[START INPUT FOR THIS TASK]

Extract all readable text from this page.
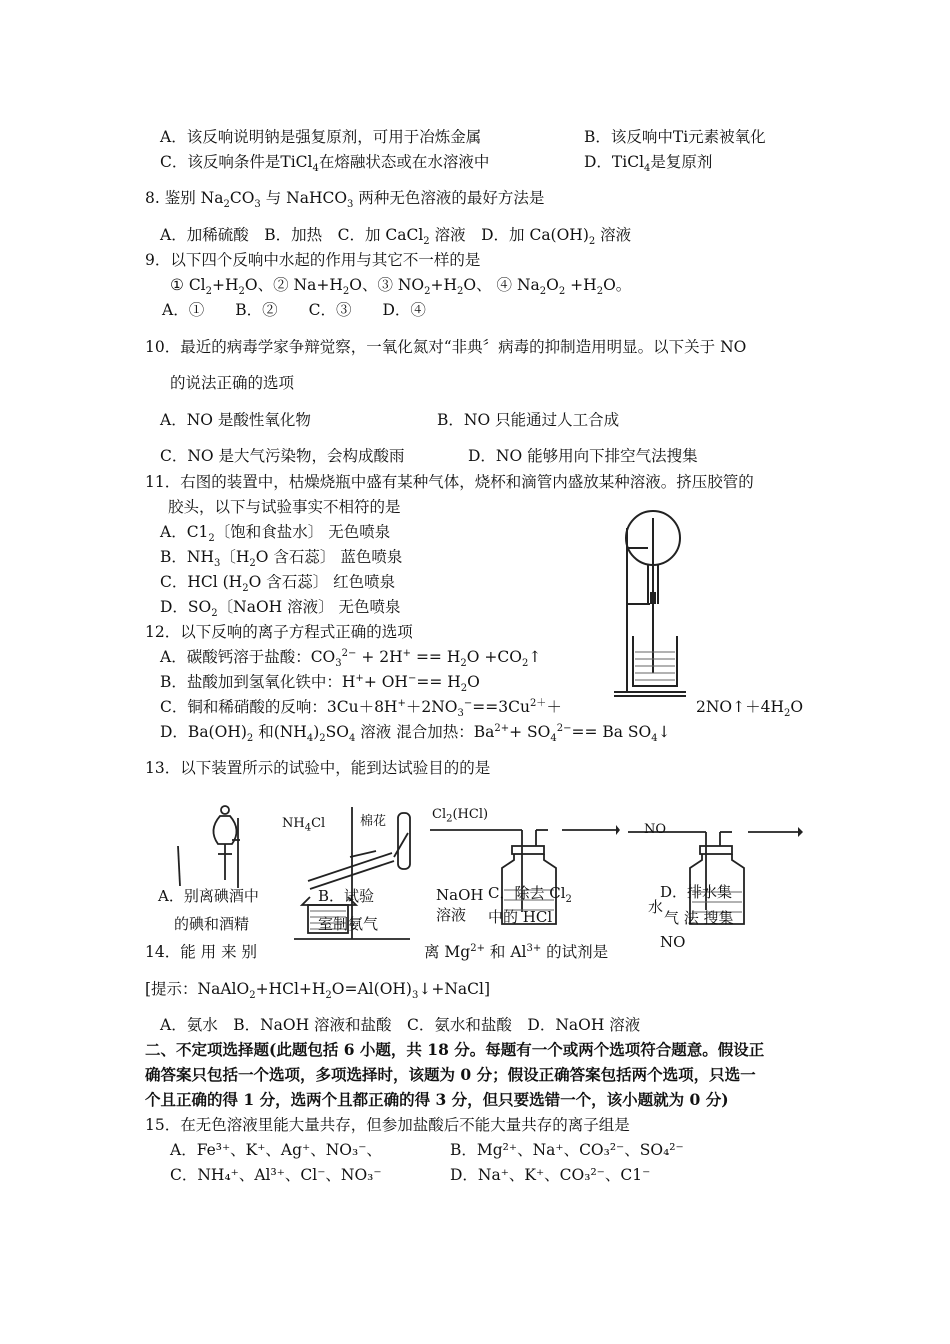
A．该反响说明钠是强复原剂，可用于冶炼金属	B．该反响中Ti元素被氧化
C．该反响条件是TiCl$_4$在熔融状态或在水溶液中	D．TiCl$_4$是复原剂
8. 鉴别 $Na_2CO_3$ 与 NaHCO$_3$ 两种无色溶液的最好方法是
A．加稀硫酸　B．加热　C．加 CaCl$_2$ 溶液　D．加 $Ca(OH)_2$ 溶液
9．以下四个反响中水起的作用与其它不一样的是
① $Cl_2+H_2O$、② $Na+H_2O$、③ $NO_2+H_2O$、 ④ $Na_2O_2 +H_2O$。
A．①　　B．②　　C．③　　D．④
10．最近的病毒学家争辩觉察，一氧化氮对“非典〞病毒的抑制造用明显。以下关于 NO
的说法正确的选项
A．NO 是酸性氧化物	B．NO 只能通过人工合成
C．NO 是大气污染物，会构成酸雨	D．NO 能够用向下排空气法搜集
11．右图的装置中，枯燥烧瓶中盛有某种气体，烧杯和滴管内盛放某种溶液。挤压胶管的
胶头，以下与试验事实不相符的是
A．$C1_2$〔饱和食盐水〕 无色喷泉
B．$NH_3$〔$H_2O$ 含石蕊〕 蓝色喷泉
C．HCl ($H_2O$ 含石蕊〕 红色喷泉
D．$SO_2$〔NaOH 溶液〕 无色喷泉
12．以下反响的离子方程式正确的选项
A．碳酸钙溶于盐酸：$CO_3^{2-} + 2H^+ == H_2O$ $+CO_2↑$
B．盐酸加到氢氧化铁中：$H^++ OH^-== H_2O$
C．铜和稀硝酸的反响：$3Cu+8H^++2NO_3^-==3Cu^{2+}+$	$2NO↑+4H_2O$
D．$Ba(OH)_2$ 和$(NH_4)_2SO_4$ 溶液 混合加热：$Ba^{2+}+ SO_4^{2-}== Ba$ $SO_4↓$
13．以下装置所示的试验中，能到达试验目的的是
$NH_4Cl$	棉花	$Cl_2(HCl)$
NO
A．别离碘酒中
的碘和酒精
B．试验
室制氨气
NaOH
溶液
C．除去 $Cl_2$
中的 HCl
D．排水集
水
气 法 搜集
NO
14．能 用 来 别	离 $Mg^{2+}$ 和 $Al^{3+}$ 的试剂是
[提示：$NaAlO_2+HCl+H_2O=Al(OH)_3↓+NaCl$]
A．氨水　B．NaOH 溶液和盐酸　C．氨水和盐酸　D．NaOH 溶液
二、不定项选择题(此题包括 6 小题，共 18 分。每题有一个或两个选项符合题意。假设正
确答案只包括一个选项，多项选择时，该题为 0 分；假设正确答案包括两个选项，只选一
个且正确的得 1 分，选两个且都正确的得 3 分，但只要选错一个，该小题就为 0 分)
15．在无色溶液里能大量共存，但参加盐酸后不能大量共存的离子组是
A．Fe³⁺、K⁺、Ag⁺、NO₃⁻、	B．Mg²⁺、Na⁺、CO₃²⁻、SO₄²⁻
C．NH₄⁺、Al³⁺、Cl⁻、NO₃⁻	D．Na⁺、K⁺、CO₃²⁻、C1⁻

[END INPUT FOR THIS TASK]

-- PROMPT --
Copy out every line that includes the word "NaOH".

-- RESULT OF THE EXERCISE --
D．$SO_2$〔NaOH 溶液〕 无色喷泉
NaOH
A．氨水　B．NaOH 溶液和盐酸　C．氨水和盐酸　D．NaOH 溶液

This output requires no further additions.